— start of DATASET RECORDS —
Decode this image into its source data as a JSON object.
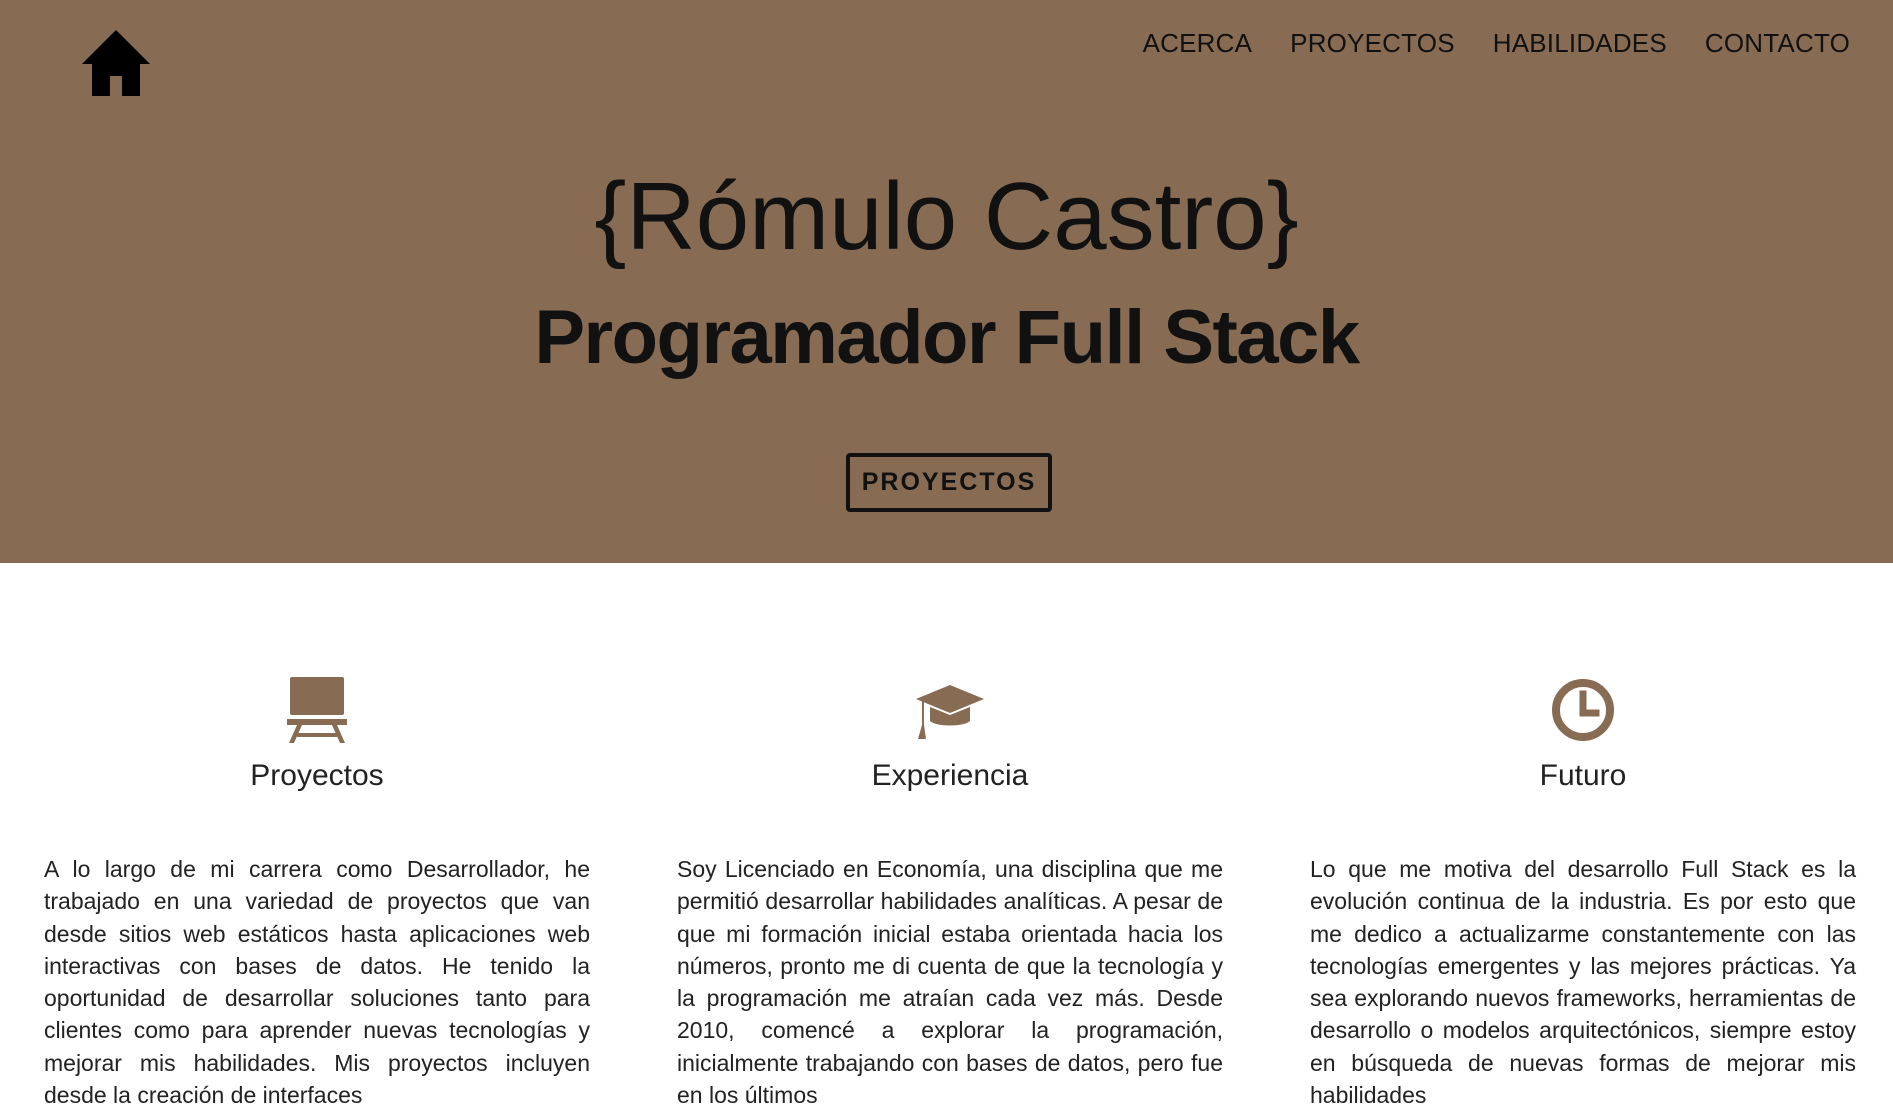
{
  "colors": {
    "hero_background": "#876c53",
    "accent": "#876c53",
    "text": "#111111"
  },
  "header": {
    "home_icon": "home-icon",
    "nav": [
      {
        "label": "ACERCA"
      },
      {
        "label": "PROYECTOS"
      },
      {
        "label": "HABILIDADES"
      },
      {
        "label": "CONTACTO"
      }
    ]
  },
  "hero": {
    "name": "{Rómulo Castro}",
    "role": "Programador Full Stack",
    "button_label": "PROYECTOS"
  },
  "features": [
    {
      "icon": "easel-icon",
      "title": "Proyectos",
      "text": "A lo largo de mi carrera como Desarrollador, he trabajado en una variedad de proyectos que van desde sitios web estáticos hasta aplicaciones web interactivas con bases de datos. He tenido la oportunidad de desarrollar soluciones tanto para clientes como para aprender nuevas tecnologías y mejorar mis habilidades. Mis proyectos incluyen desde la creación de interfaces"
    },
    {
      "icon": "graduation-cap-icon",
      "title": "Experiencia",
      "text": "Soy Licenciado en Economía, una disciplina que me permitió desarrollar habilidades analíticas. A pesar de que mi formación inicial estaba orientada hacia los números, pronto me di cuenta de que la tecnología y la programación me atraían cada vez más. Desde 2010, comencé a explorar la programación, inicialmente trabajando con bases de datos, pero fue en los últimos"
    },
    {
      "icon": "clock-icon",
      "title": "Futuro",
      "text": "Lo que me motiva del desarrollo Full Stack es la evolución continua de la industria. Es por esto que me dedico a actualizarme constantemente con las tecnologías emergentes y las mejores prácticas. Ya sea explorando nuevos frameworks, herramientas de desarrollo o modelos arquitectónicos, siempre estoy en búsqueda de nuevas formas de mejorar mis habilidades"
    }
  ]
}
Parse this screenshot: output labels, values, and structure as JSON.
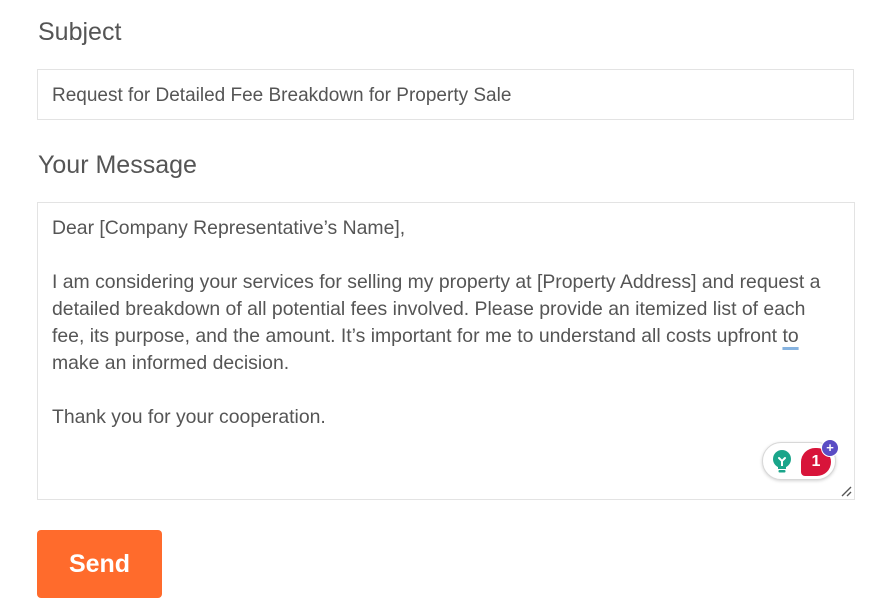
{
  "form": {
    "subject_label": "Subject",
    "subject_value": "Request for Detailed Fee Breakdown for Property Sale",
    "message_label": "Your Message",
    "message": {
      "greeting": "Dear [Company Representative’s Name],",
      "body_before_underline": "I am considering your services for selling my property at [Property Address] and request a detailed breakdown of all potential fees involved. Please provide an itemized list of each fee, its purpose, and the amount. It’s important for me to understand all costs upfront ",
      "body_underlined_word": "to",
      "body_after_underline": " make an informed decision.",
      "closing": "Thank you for your cooperation."
    },
    "send_label": "Send"
  },
  "grammarly": {
    "alert_count": "1",
    "plus_symbol": "+",
    "icons": [
      "lightbulb-icon",
      "plus-icon"
    ],
    "colors": {
      "bulb": "#1aa58a",
      "alert": "#d8143a",
      "plus": "#5a4cc4"
    }
  },
  "colors": {
    "send_button": "#ff6b2c",
    "text": "#555555",
    "border": "#e3e3e3"
  }
}
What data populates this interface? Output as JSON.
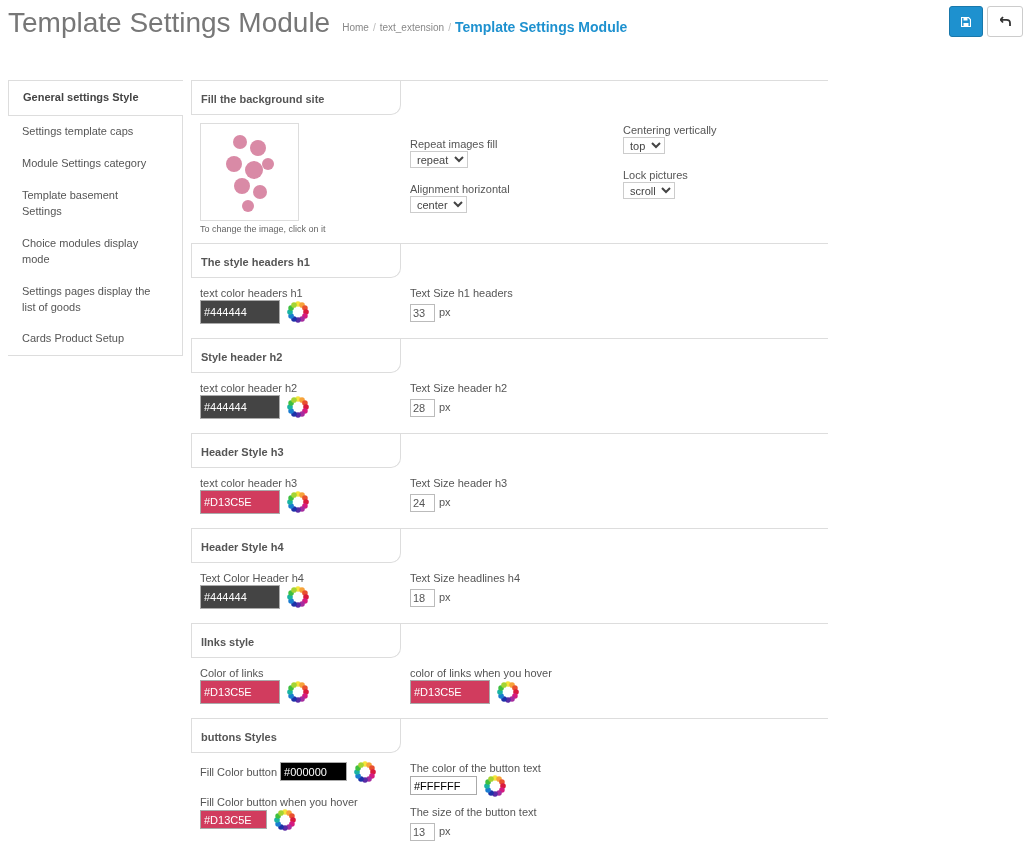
— end of DATASET RECORDS —
PROBLEM TO SOLVE:
Find the line containing "Parse this screenshot: output" in the listing above. Please restate word for word that line through the last one, leaving out the pictures.

CORRECT ANSWER:
Parse this screenshot: output labels, values, and structure as JSON.
{
  "form": {
    "subject_label": "Subject",
    "subject_value": "Request for Detailed Fee Breakdown for Property Sale",
    "message_label": "Your Message",
    "message": {
      "greeting": "Dear [Company Representative’s Name],",
      "body_before_underline": "I am considering your services for selling my property at [Property Address] and request a detailed breakdown of all potential fees involved. Please provide an itemized list of each fee, its purpose, and the amount. It’s important for me to understand all costs upfront ",
      "body_underlined_word": "to",
      "body_after_underline": " make an informed decision.",
      "closing": "Thank you for your cooperation."
    },
    "send_label": "Send"
  },
  "grammarly": {
    "alert_count": "1",
    "plus_symbol": "+",
    "icons": [
      "lightbulb-icon",
      "plus-icon"
    ],
    "colors": {
      "bulb": "#1aa58a",
      "alert": "#d8143a",
      "plus": "#5a4cc4"
    }
  },
  "colors": {
    "send_button": "#ff6b2c",
    "text": "#555555",
    "border": "#e3e3e3"
  }
}
What data populates this interface? Output as JSON.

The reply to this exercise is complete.